→ **Given problem**
Copy out the data below as written; omit any images.

→ **Data for this exercise**
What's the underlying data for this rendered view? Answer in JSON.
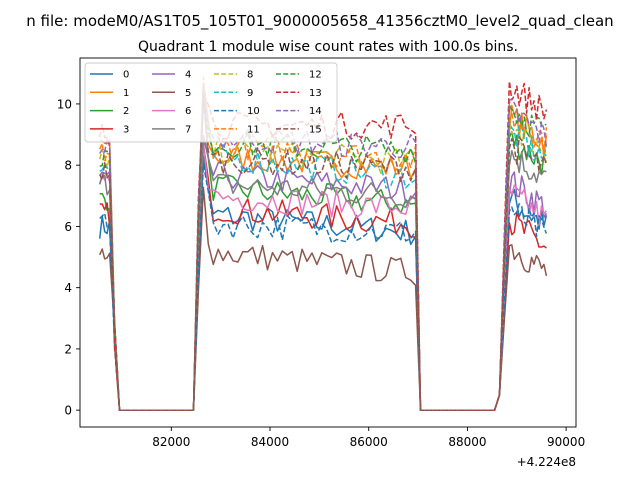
{
  "chart_data": {
    "type": "line",
    "suptitle": "n file: modeM0/AS1T05_105T01_9000005658_41356cztM0_level2_quad_clean",
    "title": "Quadrant 1 module wise count rates with 100.0s bins.",
    "xlabel": "",
    "ylabel": "",
    "x_offset_label": "+4.224e8",
    "xlim": [
      80150,
      90200
    ],
    "ylim": [
      -0.55,
      11.5
    ],
    "xticks": [
      82000,
      84000,
      86000,
      88000,
      90000
    ],
    "yticks": [
      0,
      2,
      4,
      6,
      8,
      10
    ],
    "legend_position": "top-left",
    "legend_columns": 4,
    "segments_x_ranges": [
      [
        80550,
        80750
      ],
      [
        82650,
        86950
      ],
      [
        88850,
        89600
      ]
    ],
    "zero_x_ranges": [
      [
        80950,
        82450
      ],
      [
        87050,
        88550
      ]
    ],
    "series": [
      {
        "name": "0",
        "color": "#1f77b4",
        "dash": "solid",
        "level_a": 6.0,
        "level_b": 6.4,
        "level_b_end": 5.8,
        "level_c": 6.9
      },
      {
        "name": "1",
        "color": "#ff7f0e",
        "dash": "solid",
        "level_a": 8.7,
        "level_b": 8.3,
        "level_b_end": 7.9,
        "level_c": 9.6
      },
      {
        "name": "2",
        "color": "#2ca02c",
        "dash": "solid",
        "level_a": 6.9,
        "level_b": 7.3,
        "level_b_end": 6.7,
        "level_c": 8.9
      },
      {
        "name": "3",
        "color": "#d62728",
        "dash": "solid",
        "level_a": 6.4,
        "level_b": 6.6,
        "level_b_end": 6.1,
        "level_c": 6.2
      },
      {
        "name": "4",
        "color": "#9467bd",
        "dash": "solid",
        "level_a": 7.6,
        "level_b": 7.7,
        "level_b_end": 7.2,
        "level_c": 7.5
      },
      {
        "name": "5",
        "color": "#8c564b",
        "dash": "solid",
        "level_a": 4.9,
        "level_b": 5.2,
        "level_b_end": 4.5,
        "level_c": 5.4
      },
      {
        "name": "6",
        "color": "#e377c2",
        "dash": "solid",
        "level_a": 7.3,
        "level_b": 7.0,
        "level_b_end": 6.6,
        "level_c": 7.1
      },
      {
        "name": "7",
        "color": "#7f7f7f",
        "dash": "solid",
        "level_a": 7.4,
        "level_b": 7.4,
        "level_b_end": 7.0,
        "level_c": 8.4
      },
      {
        "name": "8",
        "color": "#bcbd22",
        "dash": "dashed",
        "level_a": 8.2,
        "level_b": 8.5,
        "level_b_end": 8.1,
        "level_c": 9.4
      },
      {
        "name": "9",
        "color": "#17becf",
        "dash": "dashed",
        "level_a": 7.9,
        "level_b": 8.3,
        "level_b_end": 7.6,
        "level_c": 9.1
      },
      {
        "name": "10",
        "color": "#1f77b4",
        "dash": "dashed",
        "level_a": 6.3,
        "level_b": 6.1,
        "level_b_end": 5.8,
        "level_c": 6.6
      },
      {
        "name": "11",
        "color": "#ff7f0e",
        "dash": "dashed",
        "level_a": 8.4,
        "level_b": 8.7,
        "level_b_end": 8.2,
        "level_c": 9.7
      },
      {
        "name": "12",
        "color": "#2ca02c",
        "dash": "dashed",
        "level_a": 8.3,
        "level_b": 8.7,
        "level_b_end": 8.5,
        "level_c": 9.9
      },
      {
        "name": "13",
        "color": "#d62728",
        "dash": "dashed",
        "level_a": 9.0,
        "level_b": 9.3,
        "level_b_end": 9.3,
        "level_c": 10.6
      },
      {
        "name": "14",
        "color": "#9467bd",
        "dash": "dashed",
        "level_a": 8.5,
        "level_b": 8.9,
        "level_b_end": 8.6,
        "level_c": 9.8
      },
      {
        "name": "15",
        "color": "#8c564b",
        "dash": "dashed",
        "level_a": 7.8,
        "level_b": 8.2,
        "level_b_end": 7.9,
        "level_c": 8.7
      }
    ]
  }
}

→ **Result for this exercise**
What's the underlying data for this rendered view? Answer in JSON.
{
  "chart_data": {
    "type": "line",
    "suptitle": "n file: modeM0/AS1T05_105T01_9000005658_41356cztM0_level2_quad_clean",
    "title": "Quadrant 1 module wise count rates with 100.0s bins.",
    "xlabel": "",
    "ylabel": "",
    "x_offset_label": "+4.224e8",
    "xlim": [
      80150,
      90200
    ],
    "ylim": [
      -0.55,
      11.5
    ],
    "xticks": [
      82000,
      84000,
      86000,
      88000,
      90000
    ],
    "yticks": [
      0,
      2,
      4,
      6,
      8,
      10
    ],
    "legend_position": "top-left",
    "legend_columns": 4,
    "segments_x_ranges": [
      [
        80550,
        80750
      ],
      [
        82650,
        86950
      ],
      [
        88850,
        89600
      ]
    ],
    "zero_x_ranges": [
      [
        80950,
        82450
      ],
      [
        87050,
        88550
      ]
    ],
    "series": [
      {
        "name": "0",
        "color": "#1f77b4",
        "dash": "solid",
        "level_a": 6.0,
        "level_b": 6.4,
        "level_b_end": 5.8,
        "level_c": 6.9
      },
      {
        "name": "1",
        "color": "#ff7f0e",
        "dash": "solid",
        "level_a": 8.7,
        "level_b": 8.3,
        "level_b_end": 7.9,
        "level_c": 9.6
      },
      {
        "name": "2",
        "color": "#2ca02c",
        "dash": "solid",
        "level_a": 6.9,
        "level_b": 7.3,
        "level_b_end": 6.7,
        "level_c": 8.9
      },
      {
        "name": "3",
        "color": "#d62728",
        "dash": "solid",
        "level_a": 6.4,
        "level_b": 6.6,
        "level_b_end": 6.1,
        "level_c": 6.2
      },
      {
        "name": "4",
        "color": "#9467bd",
        "dash": "solid",
        "level_a": 7.6,
        "level_b": 7.7,
        "level_b_end": 7.2,
        "level_c": 7.5
      },
      {
        "name": "5",
        "color": "#8c564b",
        "dash": "solid",
        "level_a": 4.9,
        "level_b": 5.2,
        "level_b_end": 4.5,
        "level_c": 5.4
      },
      {
        "name": "6",
        "color": "#e377c2",
        "dash": "solid",
        "level_a": 7.3,
        "level_b": 7.0,
        "level_b_end": 6.6,
        "level_c": 7.1
      },
      {
        "name": "7",
        "color": "#7f7f7f",
        "dash": "solid",
        "level_a": 7.4,
        "level_b": 7.4,
        "level_b_end": 7.0,
        "level_c": 8.4
      },
      {
        "name": "8",
        "color": "#bcbd22",
        "dash": "dashed",
        "level_a": 8.2,
        "level_b": 8.5,
        "level_b_end": 8.1,
        "level_c": 9.4
      },
      {
        "name": "9",
        "color": "#17becf",
        "dash": "dashed",
        "level_a": 7.9,
        "level_b": 8.3,
        "level_b_end": 7.6,
        "level_c": 9.1
      },
      {
        "name": "10",
        "color": "#1f77b4",
        "dash": "dashed",
        "level_a": 6.3,
        "level_b": 6.1,
        "level_b_end": 5.8,
        "level_c": 6.6
      },
      {
        "name": "11",
        "color": "#ff7f0e",
        "dash": "dashed",
        "level_a": 8.4,
        "level_b": 8.7,
        "level_b_end": 8.2,
        "level_c": 9.7
      },
      {
        "name": "12",
        "color": "#2ca02c",
        "dash": "dashed",
        "level_a": 8.3,
        "level_b": 8.7,
        "level_b_end": 8.5,
        "level_c": 9.9
      },
      {
        "name": "13",
        "color": "#d62728",
        "dash": "dashed",
        "level_a": 9.0,
        "level_b": 9.3,
        "level_b_end": 9.3,
        "level_c": 10.6
      },
      {
        "name": "14",
        "color": "#9467bd",
        "dash": "dashed",
        "level_a": 8.5,
        "level_b": 8.9,
        "level_b_end": 8.6,
        "level_c": 9.8
      },
      {
        "name": "15",
        "color": "#8c564b",
        "dash": "dashed",
        "level_a": 7.8,
        "level_b": 8.2,
        "level_b_end": 7.9,
        "level_c": 8.7
      }
    ]
  }
}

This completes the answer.